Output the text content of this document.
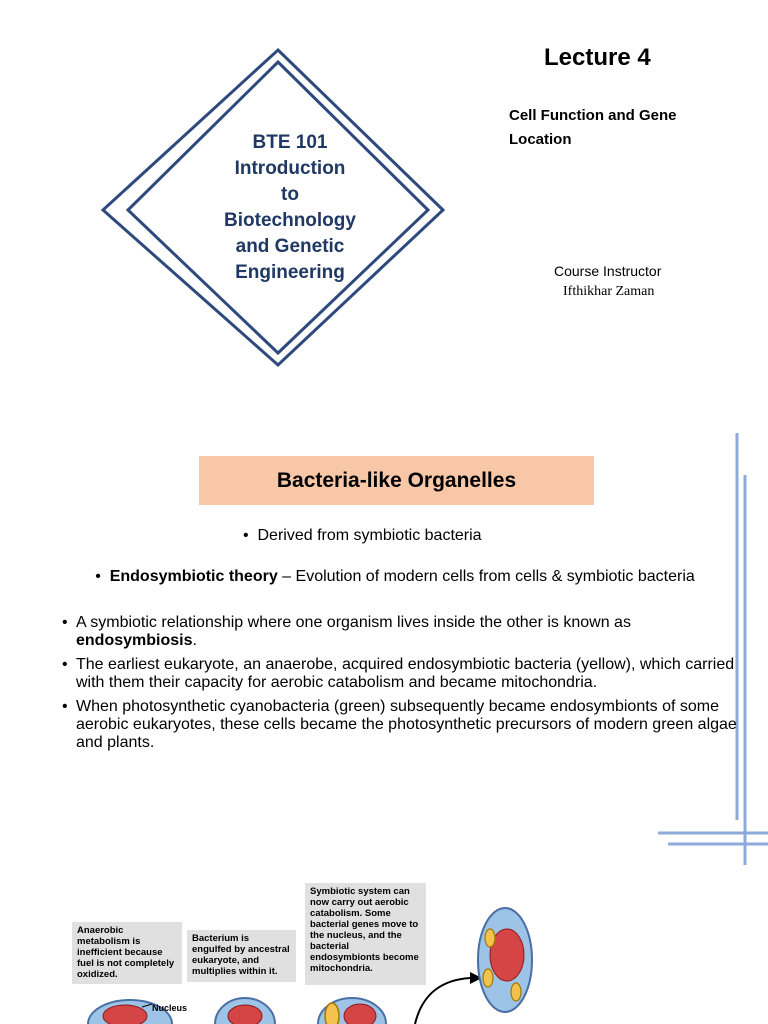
BTE 101
Introduction
to
Biotechnology
and Genetic
Engineering
Lecture 4
Cell Function and Gene Location
Course Instructor
Ifthikhar Zaman
Bacteria-like Organelles
•  Derived from symbiotic bacteria
•  Endosymbiotic theory – Evolution of modern cells from cells & symbiotic bacteria
• A symbiotic relationship where one organism lives inside the other is known as endosymbiosis.
• The earliest eukaryote, an anaerobe, acquired endosymbiotic bacteria (yellow), which carried with them their capacity for aerobic catabolism and became mitochondria.
• When photosynthetic cyanobacteria (green) subsequently became endosymbionts of some aerobic eukaryotes, these cells became the photosynthetic precursors of modern green algae and plants.
Anaerobic metabolism is inefficient because fuel is not completely oxidized.
Bacterium is engulfed by ancestral eukaryote, and multiplies within it.
Symbiotic system can now carry out aerobic catabolism. Some bacterial genes move to the nucleus, and the bacterial endosymbionts become mitochondria.
Nucleus
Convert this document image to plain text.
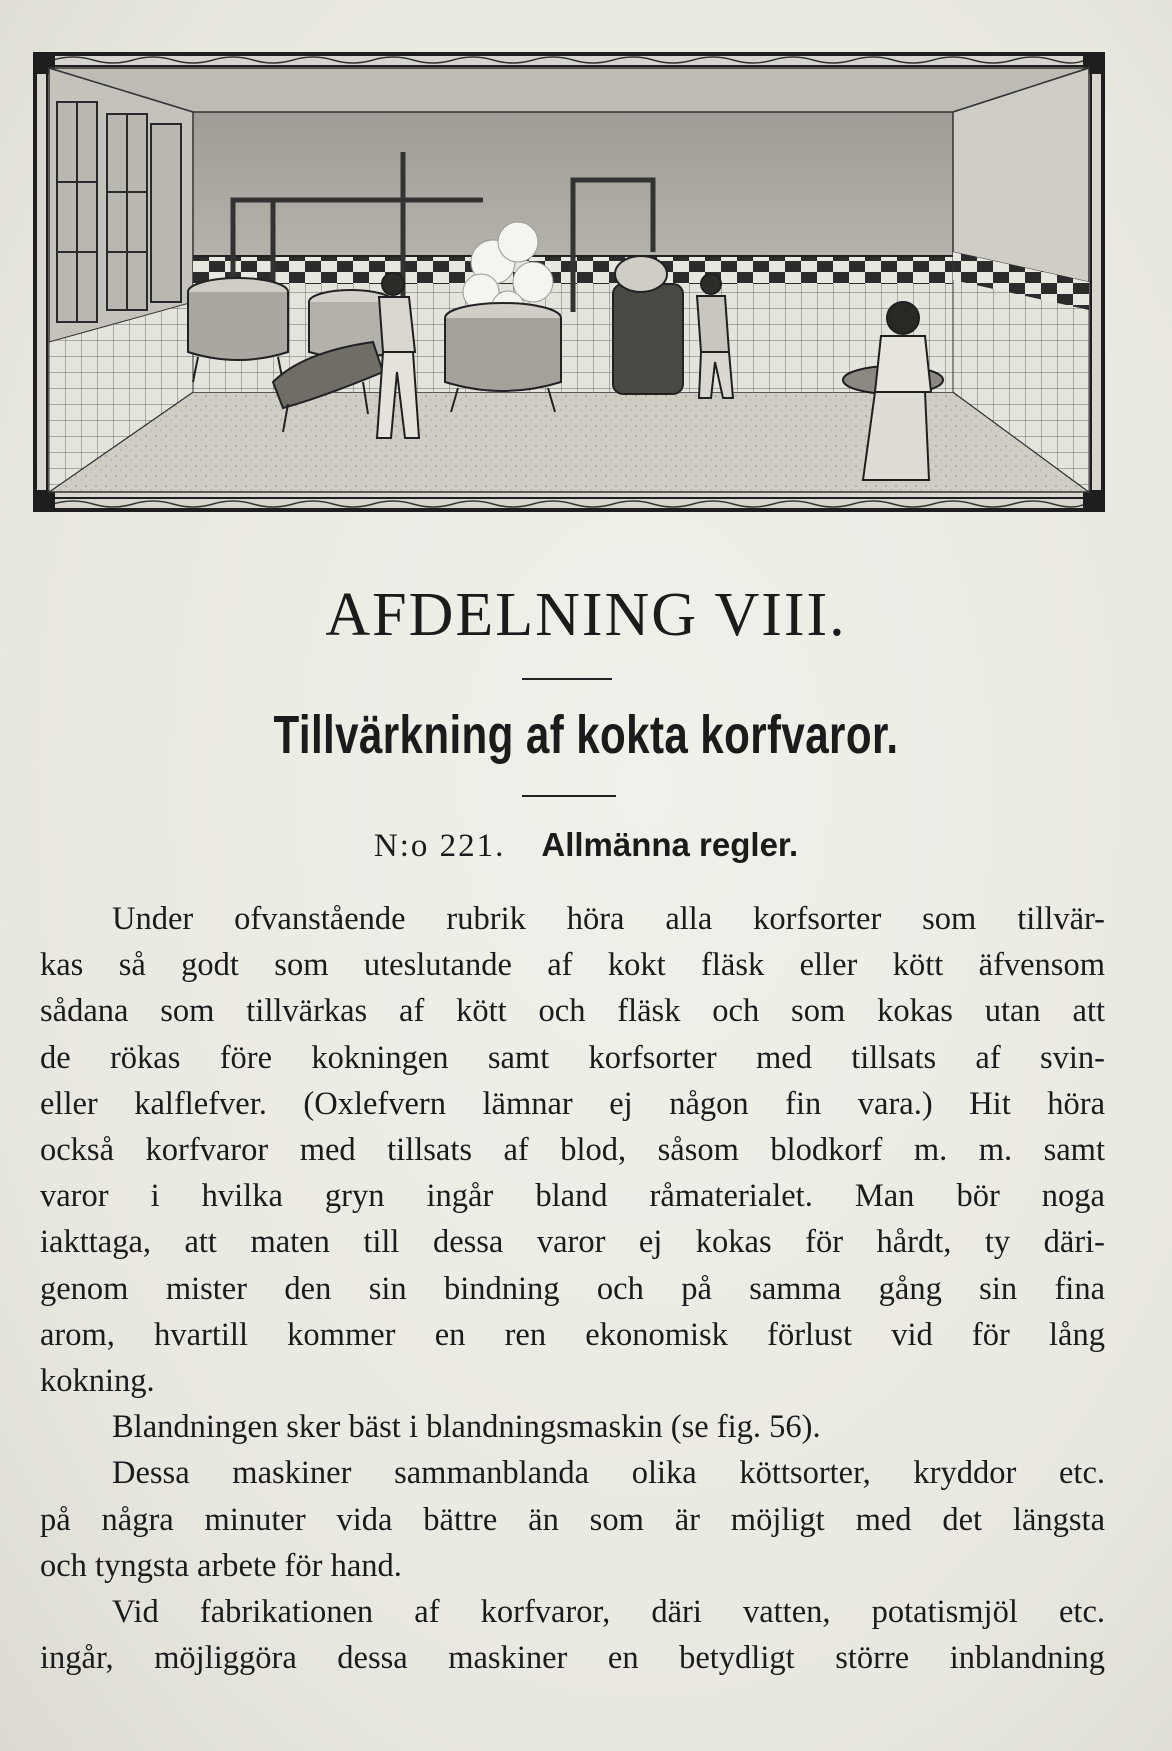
AFDELNING VIII.
Tillvärkning af kokta korfvaror.
N:o 221. Allmänna regler.
Under ofvanstående rubrik höra alla korfsorter som tillvär-
kas så godt som uteslutande af kokt fläsk eller kött äfvensom
sådana som tillvärkas af kött och fläsk och som kokas utan att
de rökas före kokningen samt korfsorter med tillsats af svin-
eller kalflefver. (Oxlefvern lämnar ej någon fin vara.) Hit höra
också korfvaror med tillsats af blod, såsom blodkorf m. m. samt
varor i hvilka gryn ingår bland råmaterialet. Man bör noga
iakttaga, att maten till dessa varor ej kokas för hårdt, ty däri-
genom mister den sin bindning och på samma gång sin fina
arom, hvartill kommer en ren ekonomisk förlust vid för lång
kokning.
Blandningen sker bäst i blandningsmaskin (se fig. 56).
Dessa maskiner sammanblanda olika köttsorter, kryddor etc.
på några minuter vida bättre än som är möjligt med det längsta
och tyngsta arbete för hand.
Vid fabrikationen af korfvaror, däri vatten, potatismjöl etc.
ingår, möjliggöra dessa maskiner en betydligt större inblandning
++++++++++++++++++++
* What the exercise asks *
In your copy, leave out the pictures and reproduce the material above exactly.

* Exercise solution *
Output the text content of this document.
BTE 101
Introduction
to
Biotechnology
and Genetic
Engineering
Lecture 4
Cell Function and Gene Location
Course Instructor
Ifthikhar Zaman
Bacteria-like Organelles
•  Derived from symbiotic bacteria
•  Endosymbiotic theory – Evolution of modern cells from cells & symbiotic bacteria
• A symbiotic relationship where one organism lives inside the other is known as endosymbiosis.
• The earliest eukaryote, an anaerobe, acquired endosymbiotic bacteria (yellow), which carried with them their capacity for aerobic catabolism and became mitochondria.
• When photosynthetic cyanobacteria (green) subsequently became endosymbionts of some aerobic eukaryotes, these cells became the photosynthetic precursors of modern green algae and plants.
Anaerobic metabolism is inefficient because fuel is not completely oxidized.
Bacterium is engulfed by ancestral eukaryote, and multiplies within it.
Symbiotic system can now carry out aerobic catabolism. Some bacterial genes move to the nucleus, and the bacterial endosymbionts become mitochondria.
Nucleus
Convert this document image to plain text.
AFDELNING VIII.
Tillvärkning af kokta korfvaror.
N:o 221. Allmänna regler.
Under ofvanstående rubrik höra alla korfsorter som tillvär-
kas så godt som uteslutande af kokt fläsk eller kött äfvensom
sådana som tillvärkas af kött och fläsk och som kokas utan att
de rökas före kokningen samt korfsorter med tillsats af svin-
eller kalflefver. (Oxlefvern lämnar ej någon fin vara.) Hit höra
också korfvaror med tillsats af blod, såsom blodkorf m. m. samt
varor i hvilka gryn ingår bland råmaterialet. Man bör noga
iakttaga, att maten till dessa varor ej kokas för hårdt, ty däri-
genom mister den sin bindning och på samma gång sin fina
arom, hvartill kommer en ren ekonomisk förlust vid för lång
kokning.
Blandningen sker bäst i blandningsmaskin (se fig. 56).
Dessa maskiner sammanblanda olika köttsorter, kryddor etc.
på några minuter vida bättre än som är möjligt med det längsta
och tyngsta arbete för hand.
Vid fabrikationen af korfvaror, däri vatten, potatismjöl etc.
ingår, möjliggöra dessa maskiner en betydligt större inblandning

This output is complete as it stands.